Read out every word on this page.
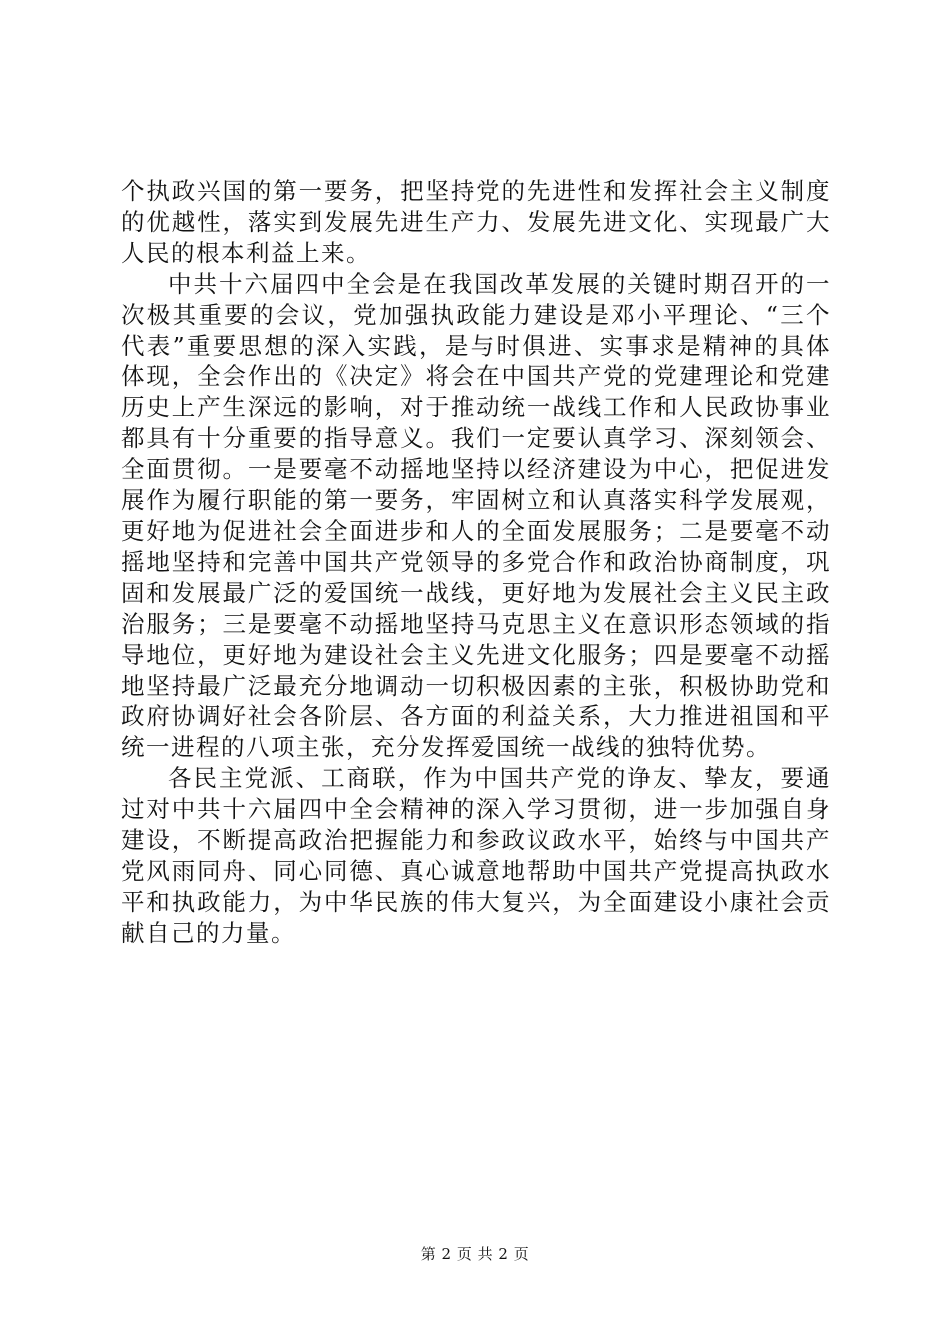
个执政兴国的第一要务，把坚持党的先进性和发挥社会主义制度的优越性，落实到发展先进生产力、发展先进文化、实现最广大人民的根本利益上来。

中共十六届四中全会是在我国改革发展的关键时期召开的一次极其重要的会议，党加强执政能力建设是邓小平理论、“三个代表”重要思想的深入实践，是与时俱进、实事求是精神的具体体现，全会作出的《决定》将会在中国共产党的党建理论和党建历史上产生深远的影响，对于推动统一战线工作和人民政协事业都具有十分重要的指导意义。我们一定要认真学习、深刻领会、全面贯彻。一是要毫不动摇地坚持以经济建设为中心，把促进发展作为履行职能的第一要务，牢固树立和认真落实科学发展观，更好地为促进社会全面进步和人的全面发展服务；二是要毫不动摇地坚持和完善中国共产党领导的多党合作和政治协商制度，巩固和发展最广泛的爱国统一战线，更好地为发展社会主义民主政治服务；三是要毫不动摇地坚持马克思主义在意识形态领域的指导地位，更好地为建设社会主义先进文化服务；四是要毫不动摇地坚持最广泛最充分地调动一切积极因素的主张，积极协助党和政府协调好社会各阶层、各方面的利益关系，大力推进祖国和平统一进程的八项主张，充分发挥爱国统一战线的独特优势。

各民主党派、工商联，作为中国共产党的诤友、挚友，要通过对中共十六届四中全会精神的深入学习贯彻，进一步加强自身建设，不断提高政治把握能力和参政议政水平，始终与中国共产党风雨同舟、同心同德、真心诚意地帮助中国共产党提高执政水平和执政能力，为中华民族的伟大复兴，为全面建设小康社会贡献自己的力量。

第 2 页 共 2 页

- WORK REQUIRED
Each record must be quoted in full and exactly. Do not include the pictures.

- SOLVED PROBLEM
Read out every word on this page.
个执政兴国的第一要务，把坚持党的先进性和发挥社会主义制度的优越性，落实到发展先进生产力、发展先进文化、实现最广大人民的根本利益上来。

中共十六届四中全会是在我国改革发展的关键时期召开的一次极其重要的会议，党加强执政能力建设是邓小平理论、“三个代表”重要思想的深入实践，是与时俱进、实事求是精神的具体体现，全会作出的《决定》将会在中国共产党的党建理论和党建历史上产生深远的影响，对于推动统一战线工作和人民政协事业都具有十分重要的指导意义。我们一定要认真学习、深刻领会、全面贯彻。一是要毫不动摇地坚持以经济建设为中心，把促进发展作为履行职能的第一要务，牢固树立和认真落实科学发展观，更好地为促进社会全面进步和人的全面发展服务；二是要毫不动摇地坚持和完善中国共产党领导的多党合作和政治协商制度，巩固和发展最广泛的爱国统一战线，更好地为发展社会主义民主政治服务；三是要毫不动摇地坚持马克思主义在意识形态领域的指导地位，更好地为建设社会主义先进文化服务；四是要毫不动摇地坚持最广泛最充分地调动一切积极因素的主张，积极协助党和政府协调好社会各阶层、各方面的利益关系，大力推进祖国和平统一进程的八项主张，充分发挥爱国统一战线的独特优势。

各民主党派、工商联，作为中国共产党的诤友、挚友，要通过对中共十六届四中全会精神的深入学习贯彻，进一步加强自身建设，不断提高政治把握能力和参政议政水平，始终与中国共产党风雨同舟、同心同德、真心诚意地帮助中国共产党提高执政水平和执政能力，为中华民族的伟大复兴，为全面建设小康社会贡献自己的力量。

第 2 页 共 2 页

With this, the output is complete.